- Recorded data
---------------
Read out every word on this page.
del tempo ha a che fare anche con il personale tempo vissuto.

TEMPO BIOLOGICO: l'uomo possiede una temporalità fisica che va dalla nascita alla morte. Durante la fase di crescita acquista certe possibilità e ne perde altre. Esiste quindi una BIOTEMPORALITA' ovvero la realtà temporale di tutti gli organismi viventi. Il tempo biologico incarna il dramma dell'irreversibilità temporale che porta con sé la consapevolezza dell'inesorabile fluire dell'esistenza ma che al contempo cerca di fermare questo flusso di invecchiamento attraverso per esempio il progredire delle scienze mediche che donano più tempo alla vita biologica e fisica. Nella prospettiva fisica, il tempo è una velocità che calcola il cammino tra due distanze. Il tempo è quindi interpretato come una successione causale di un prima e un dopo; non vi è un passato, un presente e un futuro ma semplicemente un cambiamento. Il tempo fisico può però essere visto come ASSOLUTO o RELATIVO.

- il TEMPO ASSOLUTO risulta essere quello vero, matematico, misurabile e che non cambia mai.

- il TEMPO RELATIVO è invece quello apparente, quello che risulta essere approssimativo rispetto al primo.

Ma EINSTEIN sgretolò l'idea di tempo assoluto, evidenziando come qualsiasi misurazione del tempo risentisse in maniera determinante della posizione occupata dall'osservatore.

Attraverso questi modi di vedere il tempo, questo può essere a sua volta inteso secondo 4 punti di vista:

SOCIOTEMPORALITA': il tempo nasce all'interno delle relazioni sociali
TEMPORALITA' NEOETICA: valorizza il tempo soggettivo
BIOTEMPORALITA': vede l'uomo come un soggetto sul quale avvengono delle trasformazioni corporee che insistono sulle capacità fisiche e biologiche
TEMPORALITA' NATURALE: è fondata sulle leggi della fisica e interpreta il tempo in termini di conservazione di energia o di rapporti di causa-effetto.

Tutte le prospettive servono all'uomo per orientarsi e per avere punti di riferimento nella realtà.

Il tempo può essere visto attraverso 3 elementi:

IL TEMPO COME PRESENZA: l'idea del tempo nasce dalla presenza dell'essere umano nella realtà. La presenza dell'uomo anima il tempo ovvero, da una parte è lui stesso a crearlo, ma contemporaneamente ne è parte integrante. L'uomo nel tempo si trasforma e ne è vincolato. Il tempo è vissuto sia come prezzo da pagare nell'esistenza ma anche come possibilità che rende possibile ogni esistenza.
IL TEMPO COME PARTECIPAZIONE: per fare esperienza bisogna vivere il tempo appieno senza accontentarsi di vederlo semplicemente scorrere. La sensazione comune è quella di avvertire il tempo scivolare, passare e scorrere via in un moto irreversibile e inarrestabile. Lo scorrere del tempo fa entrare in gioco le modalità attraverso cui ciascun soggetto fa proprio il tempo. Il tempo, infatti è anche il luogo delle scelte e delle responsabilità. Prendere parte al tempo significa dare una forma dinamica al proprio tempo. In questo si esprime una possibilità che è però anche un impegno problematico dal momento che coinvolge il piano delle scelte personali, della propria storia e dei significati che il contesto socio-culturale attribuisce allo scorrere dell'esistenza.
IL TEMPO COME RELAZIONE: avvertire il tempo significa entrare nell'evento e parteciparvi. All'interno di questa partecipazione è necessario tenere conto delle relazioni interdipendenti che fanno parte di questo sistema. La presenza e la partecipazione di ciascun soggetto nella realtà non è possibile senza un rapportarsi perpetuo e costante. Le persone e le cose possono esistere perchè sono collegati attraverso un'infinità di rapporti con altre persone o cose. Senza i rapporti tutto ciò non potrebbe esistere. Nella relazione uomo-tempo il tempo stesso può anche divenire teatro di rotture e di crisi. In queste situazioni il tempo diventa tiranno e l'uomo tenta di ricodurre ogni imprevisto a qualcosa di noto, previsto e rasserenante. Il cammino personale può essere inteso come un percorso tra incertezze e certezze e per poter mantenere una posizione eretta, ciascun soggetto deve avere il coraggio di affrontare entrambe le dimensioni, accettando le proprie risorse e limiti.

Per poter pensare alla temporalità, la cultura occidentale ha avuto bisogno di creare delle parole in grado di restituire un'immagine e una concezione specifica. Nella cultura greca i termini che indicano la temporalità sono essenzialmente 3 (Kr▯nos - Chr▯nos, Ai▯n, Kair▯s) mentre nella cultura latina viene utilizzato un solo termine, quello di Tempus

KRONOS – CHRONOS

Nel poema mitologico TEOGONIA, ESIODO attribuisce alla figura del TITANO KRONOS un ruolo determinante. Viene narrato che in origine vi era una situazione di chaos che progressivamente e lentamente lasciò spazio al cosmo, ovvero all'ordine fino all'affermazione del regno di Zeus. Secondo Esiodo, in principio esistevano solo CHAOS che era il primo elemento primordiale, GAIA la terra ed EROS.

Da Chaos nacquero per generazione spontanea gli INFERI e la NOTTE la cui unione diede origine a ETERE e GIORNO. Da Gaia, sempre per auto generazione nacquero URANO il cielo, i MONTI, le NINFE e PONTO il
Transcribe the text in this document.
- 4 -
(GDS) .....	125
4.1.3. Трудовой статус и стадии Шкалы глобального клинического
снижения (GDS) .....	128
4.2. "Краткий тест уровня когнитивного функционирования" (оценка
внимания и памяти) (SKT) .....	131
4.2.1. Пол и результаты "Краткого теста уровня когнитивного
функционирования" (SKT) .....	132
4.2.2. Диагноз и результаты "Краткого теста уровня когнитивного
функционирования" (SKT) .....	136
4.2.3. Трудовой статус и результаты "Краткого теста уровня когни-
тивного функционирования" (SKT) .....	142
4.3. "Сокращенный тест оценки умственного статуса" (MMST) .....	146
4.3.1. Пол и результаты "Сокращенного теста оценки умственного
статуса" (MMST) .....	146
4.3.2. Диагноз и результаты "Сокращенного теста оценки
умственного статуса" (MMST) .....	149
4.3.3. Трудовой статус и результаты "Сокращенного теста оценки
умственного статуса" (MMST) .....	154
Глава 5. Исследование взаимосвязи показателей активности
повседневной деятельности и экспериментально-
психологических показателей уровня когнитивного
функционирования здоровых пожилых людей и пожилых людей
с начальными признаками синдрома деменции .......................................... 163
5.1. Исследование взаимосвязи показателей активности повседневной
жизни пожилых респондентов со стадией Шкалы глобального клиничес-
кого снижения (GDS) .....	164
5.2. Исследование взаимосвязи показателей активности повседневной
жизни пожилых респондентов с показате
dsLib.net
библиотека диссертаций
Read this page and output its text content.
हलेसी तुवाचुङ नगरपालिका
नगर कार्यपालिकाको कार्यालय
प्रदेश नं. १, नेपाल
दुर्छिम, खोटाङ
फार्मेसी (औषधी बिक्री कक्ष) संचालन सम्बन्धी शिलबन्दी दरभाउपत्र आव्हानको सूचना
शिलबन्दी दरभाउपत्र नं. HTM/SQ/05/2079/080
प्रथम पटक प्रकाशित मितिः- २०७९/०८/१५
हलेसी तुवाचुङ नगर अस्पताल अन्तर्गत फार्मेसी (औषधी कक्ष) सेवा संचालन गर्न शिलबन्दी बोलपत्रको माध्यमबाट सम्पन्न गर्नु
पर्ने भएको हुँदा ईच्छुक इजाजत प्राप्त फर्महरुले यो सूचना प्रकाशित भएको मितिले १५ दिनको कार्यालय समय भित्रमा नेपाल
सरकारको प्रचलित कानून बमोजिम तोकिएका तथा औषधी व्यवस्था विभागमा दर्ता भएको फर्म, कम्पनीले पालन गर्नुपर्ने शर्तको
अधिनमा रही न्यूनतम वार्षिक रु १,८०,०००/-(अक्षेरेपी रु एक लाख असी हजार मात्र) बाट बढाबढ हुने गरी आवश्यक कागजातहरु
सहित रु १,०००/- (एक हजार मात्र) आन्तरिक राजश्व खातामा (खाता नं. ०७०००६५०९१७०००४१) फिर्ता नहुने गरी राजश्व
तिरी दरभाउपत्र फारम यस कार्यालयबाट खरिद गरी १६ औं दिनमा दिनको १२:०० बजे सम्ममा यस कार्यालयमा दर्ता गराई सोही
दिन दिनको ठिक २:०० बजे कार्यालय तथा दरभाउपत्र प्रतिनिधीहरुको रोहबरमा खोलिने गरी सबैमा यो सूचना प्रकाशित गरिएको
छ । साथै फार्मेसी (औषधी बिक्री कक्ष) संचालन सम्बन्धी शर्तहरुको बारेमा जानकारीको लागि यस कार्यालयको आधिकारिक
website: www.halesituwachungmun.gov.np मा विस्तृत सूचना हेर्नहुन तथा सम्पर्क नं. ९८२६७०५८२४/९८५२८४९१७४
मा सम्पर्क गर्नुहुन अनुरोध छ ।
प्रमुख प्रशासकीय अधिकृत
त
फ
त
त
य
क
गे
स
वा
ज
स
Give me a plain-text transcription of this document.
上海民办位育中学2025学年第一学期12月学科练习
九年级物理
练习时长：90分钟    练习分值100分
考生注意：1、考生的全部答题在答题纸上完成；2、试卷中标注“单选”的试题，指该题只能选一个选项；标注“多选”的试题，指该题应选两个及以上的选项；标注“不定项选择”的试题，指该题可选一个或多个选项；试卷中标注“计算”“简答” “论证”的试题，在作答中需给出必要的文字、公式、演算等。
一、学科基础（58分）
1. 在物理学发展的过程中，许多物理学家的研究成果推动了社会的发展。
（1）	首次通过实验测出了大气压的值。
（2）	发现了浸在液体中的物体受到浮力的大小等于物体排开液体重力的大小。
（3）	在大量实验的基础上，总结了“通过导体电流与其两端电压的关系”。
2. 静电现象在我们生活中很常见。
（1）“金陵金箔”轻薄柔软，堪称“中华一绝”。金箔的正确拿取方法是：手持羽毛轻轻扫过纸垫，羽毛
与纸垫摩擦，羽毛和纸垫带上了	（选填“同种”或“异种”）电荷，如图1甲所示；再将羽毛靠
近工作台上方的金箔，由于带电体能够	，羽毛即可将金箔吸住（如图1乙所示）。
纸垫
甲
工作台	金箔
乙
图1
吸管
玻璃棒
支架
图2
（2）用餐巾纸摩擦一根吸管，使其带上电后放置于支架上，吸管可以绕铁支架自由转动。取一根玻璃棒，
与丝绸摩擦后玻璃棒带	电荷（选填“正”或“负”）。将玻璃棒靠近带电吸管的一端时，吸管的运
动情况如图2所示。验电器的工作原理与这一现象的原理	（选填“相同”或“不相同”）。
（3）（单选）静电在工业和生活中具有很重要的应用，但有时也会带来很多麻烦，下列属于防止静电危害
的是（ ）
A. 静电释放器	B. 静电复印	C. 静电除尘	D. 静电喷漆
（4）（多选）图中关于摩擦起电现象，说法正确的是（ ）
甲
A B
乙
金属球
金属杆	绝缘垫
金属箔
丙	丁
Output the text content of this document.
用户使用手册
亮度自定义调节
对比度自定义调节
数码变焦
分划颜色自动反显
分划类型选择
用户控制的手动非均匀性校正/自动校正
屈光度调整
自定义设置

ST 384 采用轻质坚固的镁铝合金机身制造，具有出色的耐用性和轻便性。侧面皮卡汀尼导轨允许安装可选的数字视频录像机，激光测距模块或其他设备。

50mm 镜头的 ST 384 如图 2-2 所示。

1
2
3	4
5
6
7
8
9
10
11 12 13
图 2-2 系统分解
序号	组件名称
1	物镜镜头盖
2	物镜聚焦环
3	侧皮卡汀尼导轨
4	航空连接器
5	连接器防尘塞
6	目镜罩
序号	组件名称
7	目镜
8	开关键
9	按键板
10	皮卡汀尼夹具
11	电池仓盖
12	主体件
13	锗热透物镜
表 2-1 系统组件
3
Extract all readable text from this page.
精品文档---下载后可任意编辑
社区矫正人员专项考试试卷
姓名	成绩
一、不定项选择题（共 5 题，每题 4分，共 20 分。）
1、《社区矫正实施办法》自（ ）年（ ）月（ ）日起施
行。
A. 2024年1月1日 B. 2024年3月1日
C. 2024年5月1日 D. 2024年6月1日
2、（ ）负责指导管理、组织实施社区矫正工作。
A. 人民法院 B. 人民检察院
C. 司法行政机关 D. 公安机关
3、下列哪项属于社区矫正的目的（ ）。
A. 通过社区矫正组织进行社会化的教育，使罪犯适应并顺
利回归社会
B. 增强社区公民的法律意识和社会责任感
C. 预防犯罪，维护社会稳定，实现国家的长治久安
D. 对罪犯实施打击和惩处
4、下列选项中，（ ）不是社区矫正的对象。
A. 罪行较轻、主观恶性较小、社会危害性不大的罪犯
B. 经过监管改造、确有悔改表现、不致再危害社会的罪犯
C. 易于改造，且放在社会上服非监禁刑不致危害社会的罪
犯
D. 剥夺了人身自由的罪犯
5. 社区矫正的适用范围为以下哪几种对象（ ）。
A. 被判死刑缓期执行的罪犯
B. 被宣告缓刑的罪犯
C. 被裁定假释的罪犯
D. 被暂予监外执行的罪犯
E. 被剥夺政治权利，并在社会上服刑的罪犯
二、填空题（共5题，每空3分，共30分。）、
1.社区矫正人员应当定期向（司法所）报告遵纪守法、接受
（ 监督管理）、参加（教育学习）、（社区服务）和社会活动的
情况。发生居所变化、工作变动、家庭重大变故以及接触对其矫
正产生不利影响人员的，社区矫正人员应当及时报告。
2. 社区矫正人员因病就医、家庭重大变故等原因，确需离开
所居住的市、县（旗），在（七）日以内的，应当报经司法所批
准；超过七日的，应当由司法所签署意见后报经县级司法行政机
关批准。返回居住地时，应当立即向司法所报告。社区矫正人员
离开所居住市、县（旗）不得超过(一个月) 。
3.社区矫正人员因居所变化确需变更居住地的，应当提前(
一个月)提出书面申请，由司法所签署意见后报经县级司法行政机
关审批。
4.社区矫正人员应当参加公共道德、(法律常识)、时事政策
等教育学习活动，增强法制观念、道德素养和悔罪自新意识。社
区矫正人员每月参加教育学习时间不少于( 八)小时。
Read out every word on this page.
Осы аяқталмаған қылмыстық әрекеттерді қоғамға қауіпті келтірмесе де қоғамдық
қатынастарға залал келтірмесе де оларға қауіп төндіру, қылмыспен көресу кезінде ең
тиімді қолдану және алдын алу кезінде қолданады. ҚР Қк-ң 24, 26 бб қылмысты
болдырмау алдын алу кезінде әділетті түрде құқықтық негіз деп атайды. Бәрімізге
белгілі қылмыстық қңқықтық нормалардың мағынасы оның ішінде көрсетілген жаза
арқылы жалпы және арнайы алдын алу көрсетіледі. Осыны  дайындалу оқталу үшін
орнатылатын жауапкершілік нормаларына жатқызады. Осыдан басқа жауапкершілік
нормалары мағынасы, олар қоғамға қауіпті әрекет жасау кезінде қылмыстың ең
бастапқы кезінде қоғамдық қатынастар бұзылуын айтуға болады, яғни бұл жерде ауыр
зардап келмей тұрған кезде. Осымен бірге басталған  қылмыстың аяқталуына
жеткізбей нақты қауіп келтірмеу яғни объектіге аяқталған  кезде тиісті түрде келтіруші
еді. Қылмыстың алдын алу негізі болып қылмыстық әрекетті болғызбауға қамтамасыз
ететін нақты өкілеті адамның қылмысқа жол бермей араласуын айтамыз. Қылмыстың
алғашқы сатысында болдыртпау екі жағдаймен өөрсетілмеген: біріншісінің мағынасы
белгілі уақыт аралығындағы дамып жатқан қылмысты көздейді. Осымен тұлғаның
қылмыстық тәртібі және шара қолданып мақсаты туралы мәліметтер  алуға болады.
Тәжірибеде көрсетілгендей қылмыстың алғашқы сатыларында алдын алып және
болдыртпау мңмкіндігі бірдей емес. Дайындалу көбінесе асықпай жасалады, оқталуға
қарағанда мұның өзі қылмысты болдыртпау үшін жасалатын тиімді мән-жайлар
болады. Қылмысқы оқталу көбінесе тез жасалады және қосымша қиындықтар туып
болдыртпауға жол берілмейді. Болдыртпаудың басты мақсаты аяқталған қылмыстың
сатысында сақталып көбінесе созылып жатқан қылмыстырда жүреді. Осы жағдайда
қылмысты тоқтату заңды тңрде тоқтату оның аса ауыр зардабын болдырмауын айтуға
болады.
---------------
- Given request
Identify every line above with the string "нақты" in it. Copy those lines.

- Written solution
жеткізбей нақты қауіп келтірмеу яғни объектіге аяқталған  кезде тиісті түрде келтіруші
ететін нақты өкілеті адамның қылмысқа жол бермей араласуын айтамыз. Қылмыстың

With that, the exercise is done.